Material for the task:
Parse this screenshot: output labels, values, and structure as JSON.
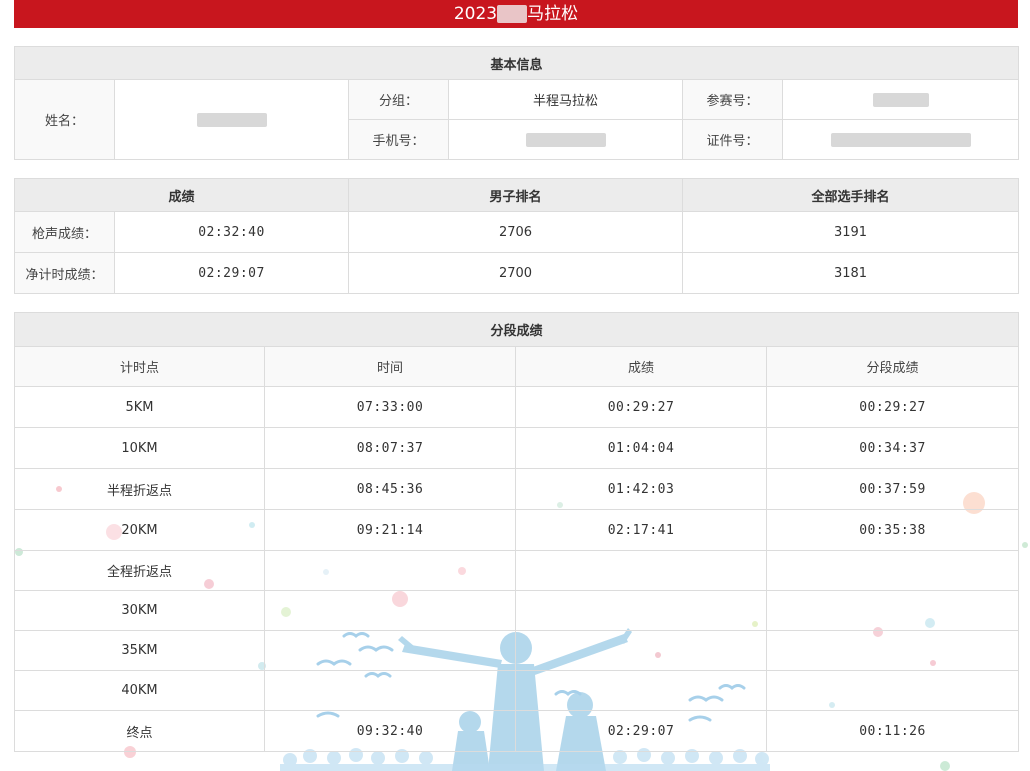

--

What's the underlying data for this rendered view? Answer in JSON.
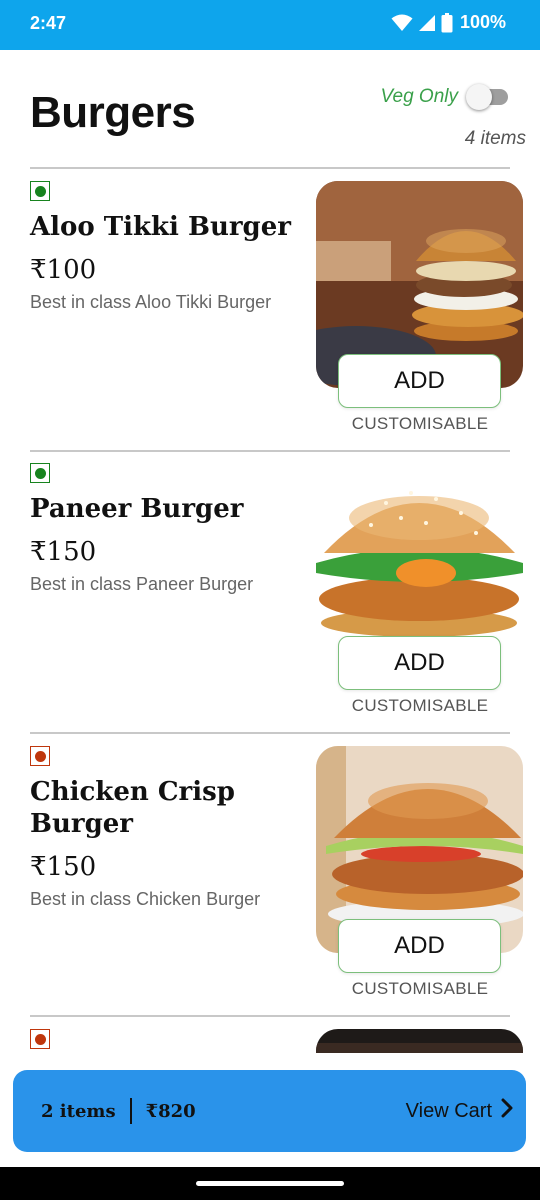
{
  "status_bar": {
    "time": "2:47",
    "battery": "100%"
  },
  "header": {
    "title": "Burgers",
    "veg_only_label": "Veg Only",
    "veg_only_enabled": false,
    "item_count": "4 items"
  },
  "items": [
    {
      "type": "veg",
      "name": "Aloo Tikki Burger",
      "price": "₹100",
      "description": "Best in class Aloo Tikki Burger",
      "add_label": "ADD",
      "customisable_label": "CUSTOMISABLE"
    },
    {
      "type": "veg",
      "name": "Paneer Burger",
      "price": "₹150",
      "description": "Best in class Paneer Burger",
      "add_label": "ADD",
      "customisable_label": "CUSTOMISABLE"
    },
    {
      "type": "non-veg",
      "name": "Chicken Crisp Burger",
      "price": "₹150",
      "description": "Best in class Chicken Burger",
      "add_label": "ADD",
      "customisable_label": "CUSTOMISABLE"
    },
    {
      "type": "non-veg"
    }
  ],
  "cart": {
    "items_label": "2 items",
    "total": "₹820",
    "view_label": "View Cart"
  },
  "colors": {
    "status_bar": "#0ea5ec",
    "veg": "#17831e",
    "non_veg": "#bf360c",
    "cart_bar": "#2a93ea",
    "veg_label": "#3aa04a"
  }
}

---

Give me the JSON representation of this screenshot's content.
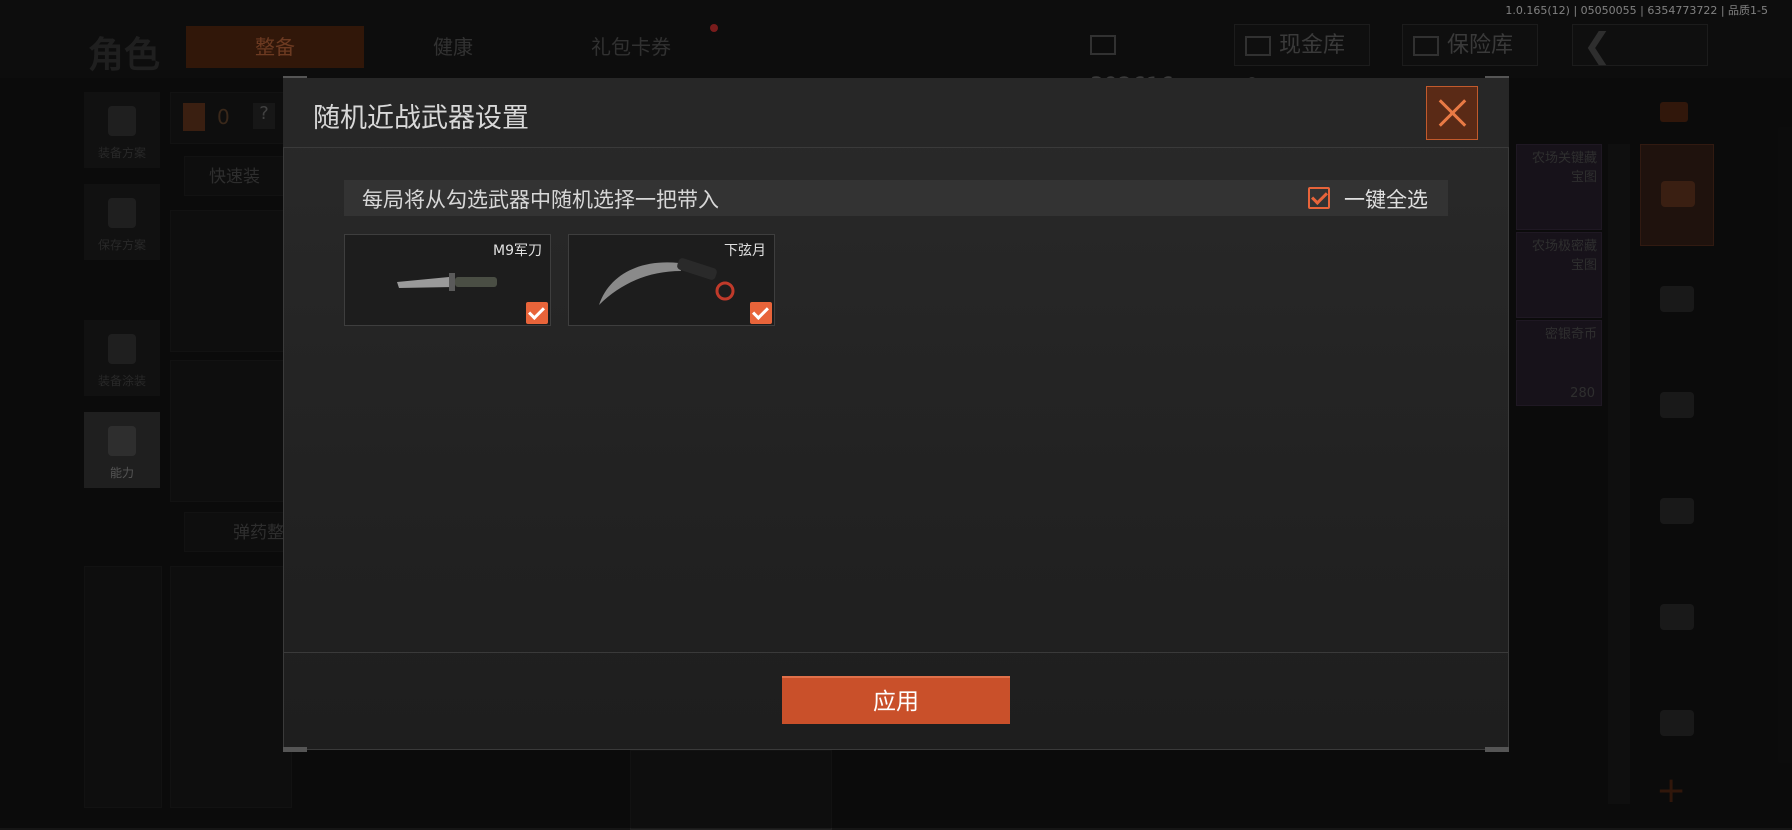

What is being asked: Gather up, from the records above, each line where the word "screenshot" appears.

Task solution:
Parse this screenshot: output labels, values, and structure as JSON.
Give me the JSON representation of this screenshot's content.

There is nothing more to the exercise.